(Dataset listings of figures)

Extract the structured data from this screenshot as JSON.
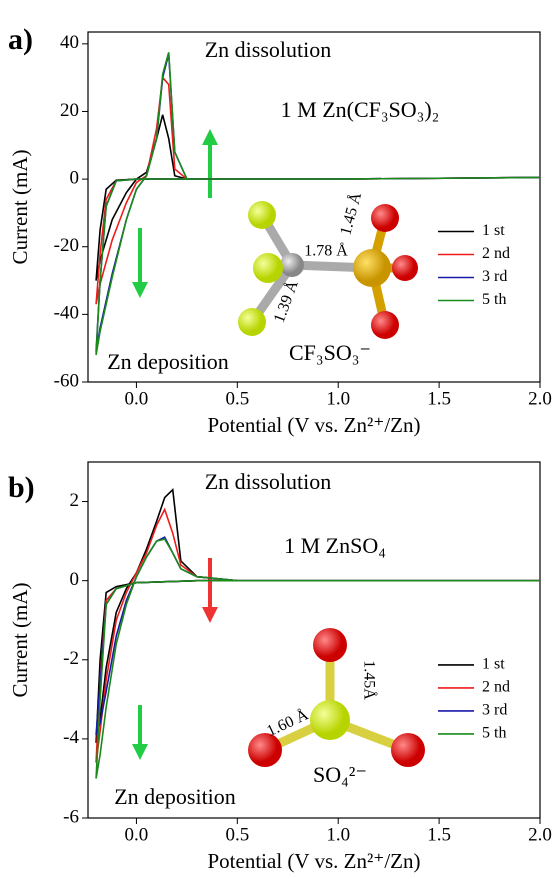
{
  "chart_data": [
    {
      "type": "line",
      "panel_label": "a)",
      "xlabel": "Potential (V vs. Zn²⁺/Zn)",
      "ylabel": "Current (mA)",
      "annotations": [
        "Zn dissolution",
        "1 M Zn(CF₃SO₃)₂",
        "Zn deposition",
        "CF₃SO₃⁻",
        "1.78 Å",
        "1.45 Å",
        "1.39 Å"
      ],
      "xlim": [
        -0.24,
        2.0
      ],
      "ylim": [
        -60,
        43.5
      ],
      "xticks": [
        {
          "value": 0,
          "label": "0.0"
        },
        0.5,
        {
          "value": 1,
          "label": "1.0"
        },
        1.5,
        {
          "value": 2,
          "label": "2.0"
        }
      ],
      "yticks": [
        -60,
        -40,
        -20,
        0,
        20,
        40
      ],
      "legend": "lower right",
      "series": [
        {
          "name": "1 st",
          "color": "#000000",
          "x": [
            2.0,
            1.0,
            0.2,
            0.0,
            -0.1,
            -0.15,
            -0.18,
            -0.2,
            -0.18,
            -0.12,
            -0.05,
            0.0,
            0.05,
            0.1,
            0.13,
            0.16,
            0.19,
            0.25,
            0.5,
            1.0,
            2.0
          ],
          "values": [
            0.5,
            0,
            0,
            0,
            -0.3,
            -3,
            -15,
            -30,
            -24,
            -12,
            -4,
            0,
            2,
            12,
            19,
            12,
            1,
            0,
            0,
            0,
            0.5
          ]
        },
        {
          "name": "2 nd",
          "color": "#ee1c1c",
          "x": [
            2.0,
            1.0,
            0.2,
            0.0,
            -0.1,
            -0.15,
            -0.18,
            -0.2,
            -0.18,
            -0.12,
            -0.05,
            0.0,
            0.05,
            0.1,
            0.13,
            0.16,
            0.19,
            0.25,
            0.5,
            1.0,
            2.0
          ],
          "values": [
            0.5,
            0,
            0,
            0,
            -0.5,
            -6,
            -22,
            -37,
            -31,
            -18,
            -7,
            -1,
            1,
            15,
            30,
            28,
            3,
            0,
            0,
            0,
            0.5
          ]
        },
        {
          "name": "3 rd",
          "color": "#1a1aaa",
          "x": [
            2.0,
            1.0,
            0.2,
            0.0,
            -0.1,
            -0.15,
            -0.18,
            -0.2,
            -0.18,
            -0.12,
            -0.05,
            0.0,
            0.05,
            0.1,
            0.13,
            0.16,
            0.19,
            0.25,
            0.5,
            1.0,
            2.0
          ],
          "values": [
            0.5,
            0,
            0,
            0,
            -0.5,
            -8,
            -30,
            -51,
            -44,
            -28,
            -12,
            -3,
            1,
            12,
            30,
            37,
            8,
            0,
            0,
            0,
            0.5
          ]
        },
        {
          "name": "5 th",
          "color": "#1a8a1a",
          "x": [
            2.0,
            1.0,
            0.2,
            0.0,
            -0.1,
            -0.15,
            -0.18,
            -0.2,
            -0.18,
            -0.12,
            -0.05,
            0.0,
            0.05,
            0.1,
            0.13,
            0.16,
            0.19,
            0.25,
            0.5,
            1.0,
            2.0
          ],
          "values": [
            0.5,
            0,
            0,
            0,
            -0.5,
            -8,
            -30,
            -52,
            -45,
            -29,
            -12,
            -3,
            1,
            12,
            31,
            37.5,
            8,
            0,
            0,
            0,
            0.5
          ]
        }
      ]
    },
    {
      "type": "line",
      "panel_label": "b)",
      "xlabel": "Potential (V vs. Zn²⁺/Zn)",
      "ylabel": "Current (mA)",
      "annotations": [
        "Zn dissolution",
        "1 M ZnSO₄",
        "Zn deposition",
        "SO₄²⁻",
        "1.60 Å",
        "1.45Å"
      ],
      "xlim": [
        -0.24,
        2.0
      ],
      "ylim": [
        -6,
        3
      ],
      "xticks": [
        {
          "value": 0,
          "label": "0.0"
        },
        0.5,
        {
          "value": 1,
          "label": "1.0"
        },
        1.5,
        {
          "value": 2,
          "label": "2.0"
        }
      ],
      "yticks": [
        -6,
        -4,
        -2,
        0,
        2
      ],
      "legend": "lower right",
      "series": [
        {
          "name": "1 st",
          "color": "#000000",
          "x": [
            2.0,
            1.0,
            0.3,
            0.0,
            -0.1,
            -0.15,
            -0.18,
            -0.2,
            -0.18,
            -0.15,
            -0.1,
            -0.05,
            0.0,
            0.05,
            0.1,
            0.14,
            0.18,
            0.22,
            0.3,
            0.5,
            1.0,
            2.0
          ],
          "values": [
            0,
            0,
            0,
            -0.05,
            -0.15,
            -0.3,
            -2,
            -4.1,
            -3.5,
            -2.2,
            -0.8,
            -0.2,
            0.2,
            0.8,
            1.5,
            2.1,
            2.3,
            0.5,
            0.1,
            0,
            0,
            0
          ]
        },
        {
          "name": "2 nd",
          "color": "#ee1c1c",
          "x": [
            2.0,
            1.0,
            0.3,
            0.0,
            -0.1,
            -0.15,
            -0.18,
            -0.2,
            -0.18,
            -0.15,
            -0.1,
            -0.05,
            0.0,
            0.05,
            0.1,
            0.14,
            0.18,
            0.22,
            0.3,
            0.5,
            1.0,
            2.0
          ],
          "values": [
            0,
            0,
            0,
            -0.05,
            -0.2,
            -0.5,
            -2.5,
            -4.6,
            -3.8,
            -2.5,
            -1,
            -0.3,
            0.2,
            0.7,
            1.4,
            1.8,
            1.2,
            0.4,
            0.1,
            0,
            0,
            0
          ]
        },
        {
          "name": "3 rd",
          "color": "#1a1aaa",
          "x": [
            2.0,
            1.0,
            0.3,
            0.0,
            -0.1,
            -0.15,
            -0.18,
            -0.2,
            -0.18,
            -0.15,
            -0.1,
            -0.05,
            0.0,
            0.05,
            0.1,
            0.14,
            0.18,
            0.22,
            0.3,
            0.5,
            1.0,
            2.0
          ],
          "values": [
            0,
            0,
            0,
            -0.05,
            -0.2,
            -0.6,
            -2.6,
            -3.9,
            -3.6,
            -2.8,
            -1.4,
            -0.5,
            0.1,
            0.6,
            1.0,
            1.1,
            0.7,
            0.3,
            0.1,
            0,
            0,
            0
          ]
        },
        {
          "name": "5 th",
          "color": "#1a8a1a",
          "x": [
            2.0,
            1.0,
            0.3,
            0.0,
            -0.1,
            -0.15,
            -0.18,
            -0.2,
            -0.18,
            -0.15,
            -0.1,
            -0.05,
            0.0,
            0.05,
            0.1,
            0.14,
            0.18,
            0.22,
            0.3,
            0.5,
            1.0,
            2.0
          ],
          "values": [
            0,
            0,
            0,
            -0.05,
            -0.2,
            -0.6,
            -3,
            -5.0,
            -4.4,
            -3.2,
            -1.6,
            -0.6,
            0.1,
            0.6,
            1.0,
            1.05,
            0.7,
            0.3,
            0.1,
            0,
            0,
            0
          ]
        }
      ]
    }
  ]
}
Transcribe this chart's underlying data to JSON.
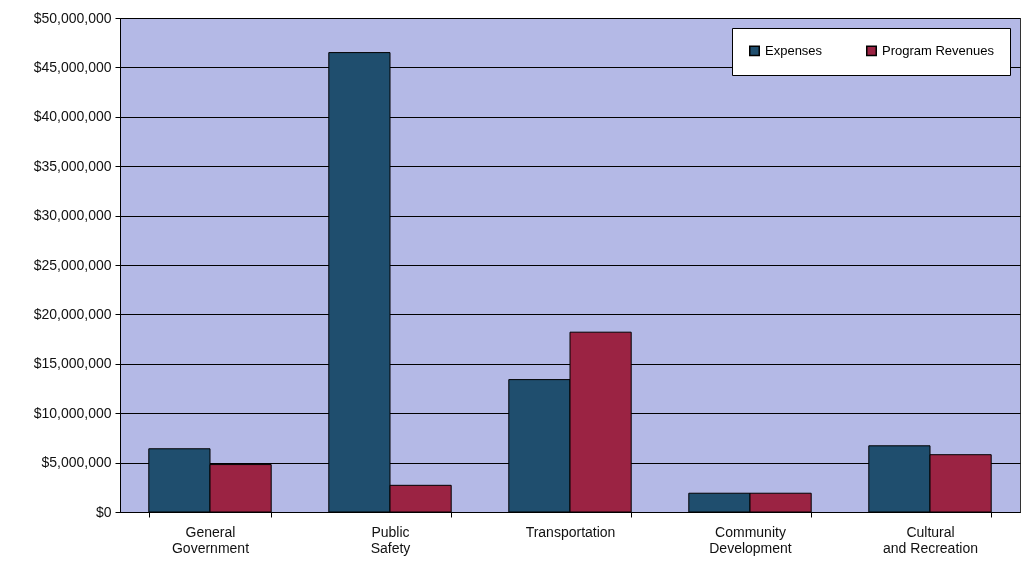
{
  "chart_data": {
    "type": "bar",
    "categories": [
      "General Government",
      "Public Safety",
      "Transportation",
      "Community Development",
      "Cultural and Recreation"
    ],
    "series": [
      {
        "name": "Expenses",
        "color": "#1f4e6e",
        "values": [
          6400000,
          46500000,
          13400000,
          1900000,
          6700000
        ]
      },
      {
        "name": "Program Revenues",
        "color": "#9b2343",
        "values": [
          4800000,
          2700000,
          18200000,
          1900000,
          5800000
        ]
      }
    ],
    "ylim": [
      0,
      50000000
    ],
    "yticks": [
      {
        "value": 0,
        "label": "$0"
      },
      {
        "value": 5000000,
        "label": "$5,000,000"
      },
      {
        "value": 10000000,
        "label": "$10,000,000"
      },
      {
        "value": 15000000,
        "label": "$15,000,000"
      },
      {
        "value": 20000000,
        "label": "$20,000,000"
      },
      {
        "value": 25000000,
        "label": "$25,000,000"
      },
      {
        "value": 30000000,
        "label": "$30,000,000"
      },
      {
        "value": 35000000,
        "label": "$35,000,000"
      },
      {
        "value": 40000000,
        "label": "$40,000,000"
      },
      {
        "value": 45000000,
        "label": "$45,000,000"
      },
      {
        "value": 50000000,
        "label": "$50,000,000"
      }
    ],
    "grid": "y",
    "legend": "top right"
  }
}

--

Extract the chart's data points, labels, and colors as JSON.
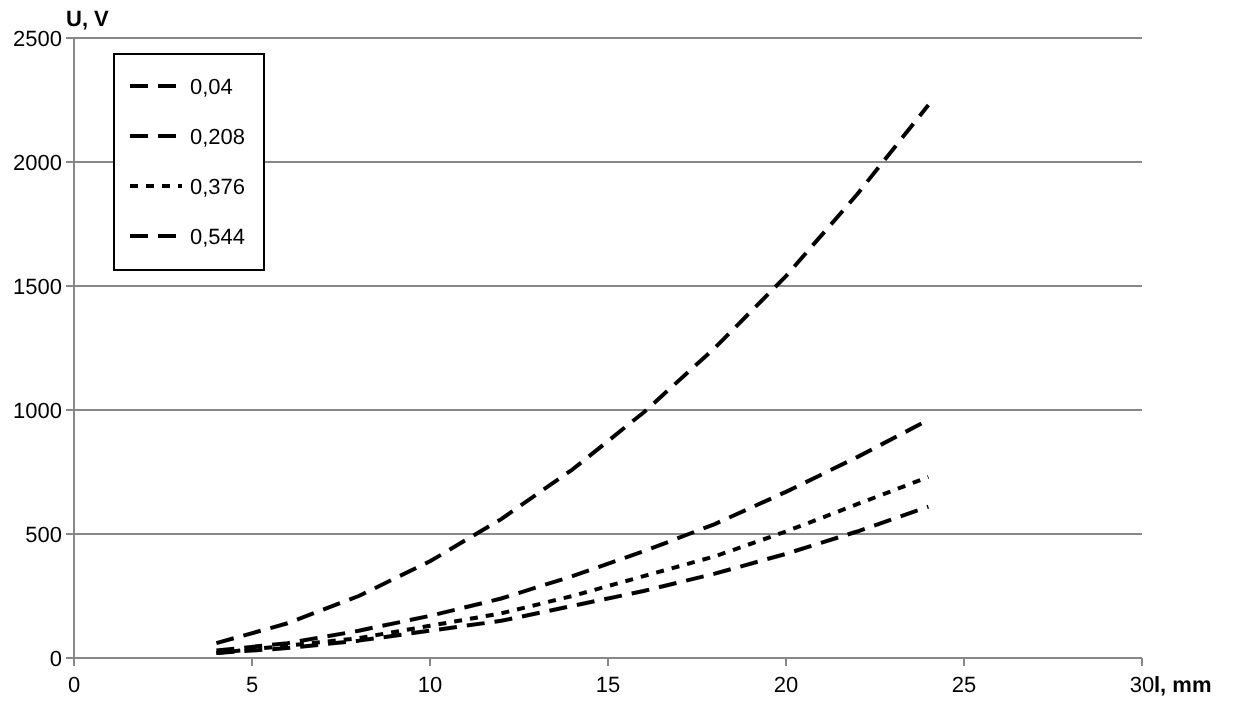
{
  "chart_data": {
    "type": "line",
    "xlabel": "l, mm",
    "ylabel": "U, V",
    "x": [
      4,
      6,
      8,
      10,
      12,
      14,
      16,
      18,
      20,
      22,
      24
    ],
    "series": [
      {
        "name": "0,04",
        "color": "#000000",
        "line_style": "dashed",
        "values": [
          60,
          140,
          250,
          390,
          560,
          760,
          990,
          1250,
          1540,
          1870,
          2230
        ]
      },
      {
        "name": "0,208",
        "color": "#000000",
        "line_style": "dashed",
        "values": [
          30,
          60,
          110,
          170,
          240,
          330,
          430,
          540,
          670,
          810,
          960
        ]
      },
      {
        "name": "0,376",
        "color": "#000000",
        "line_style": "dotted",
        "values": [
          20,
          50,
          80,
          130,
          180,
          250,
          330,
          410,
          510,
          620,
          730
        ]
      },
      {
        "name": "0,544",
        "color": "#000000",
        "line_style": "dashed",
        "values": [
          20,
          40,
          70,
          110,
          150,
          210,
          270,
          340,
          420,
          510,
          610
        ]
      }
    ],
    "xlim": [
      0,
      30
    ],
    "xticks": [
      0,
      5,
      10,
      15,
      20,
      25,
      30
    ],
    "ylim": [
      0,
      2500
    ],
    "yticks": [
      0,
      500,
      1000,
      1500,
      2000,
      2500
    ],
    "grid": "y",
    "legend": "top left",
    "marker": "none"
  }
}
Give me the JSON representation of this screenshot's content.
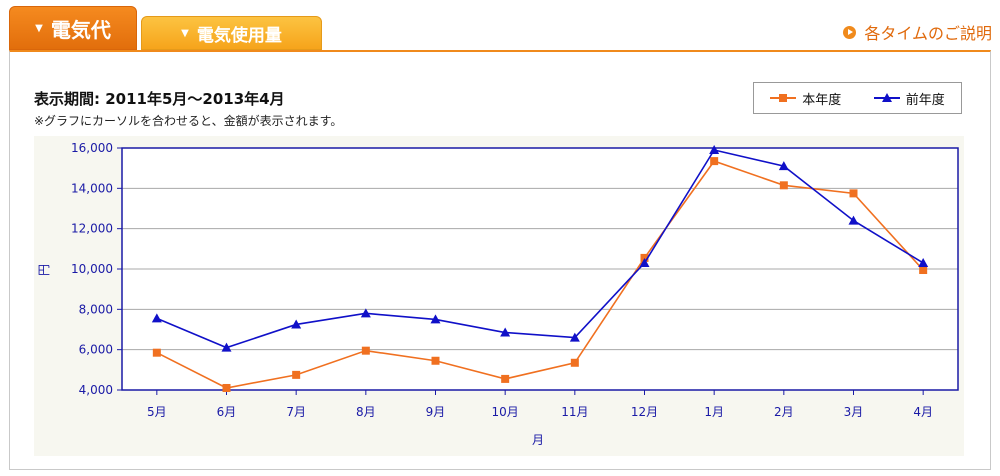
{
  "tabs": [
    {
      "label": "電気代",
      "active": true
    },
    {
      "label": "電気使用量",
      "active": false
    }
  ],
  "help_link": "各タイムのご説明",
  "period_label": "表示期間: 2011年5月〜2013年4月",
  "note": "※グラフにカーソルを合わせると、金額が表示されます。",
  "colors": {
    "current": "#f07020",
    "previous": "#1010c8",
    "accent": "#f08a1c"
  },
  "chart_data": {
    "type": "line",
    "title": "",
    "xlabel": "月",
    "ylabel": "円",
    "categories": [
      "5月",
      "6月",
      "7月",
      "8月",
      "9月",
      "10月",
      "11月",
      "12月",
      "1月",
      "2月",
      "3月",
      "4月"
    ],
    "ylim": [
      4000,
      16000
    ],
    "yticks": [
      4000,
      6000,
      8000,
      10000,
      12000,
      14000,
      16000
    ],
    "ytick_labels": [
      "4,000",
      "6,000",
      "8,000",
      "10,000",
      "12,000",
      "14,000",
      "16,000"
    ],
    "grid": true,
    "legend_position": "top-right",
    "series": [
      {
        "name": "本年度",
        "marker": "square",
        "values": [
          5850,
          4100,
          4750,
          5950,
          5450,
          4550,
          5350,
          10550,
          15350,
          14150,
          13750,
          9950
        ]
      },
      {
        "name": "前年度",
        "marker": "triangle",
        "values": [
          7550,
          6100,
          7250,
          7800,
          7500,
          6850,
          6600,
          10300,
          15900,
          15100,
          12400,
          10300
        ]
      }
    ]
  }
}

◆ EXERCISE INSTRUCTIONS
Filter the data, keeping only the lines that contain "right".

◆ TASK RESULT
      "legend": "lower right",
      "legend": "lower right",
    "legend": "top right"
    "legend_position": "top-right",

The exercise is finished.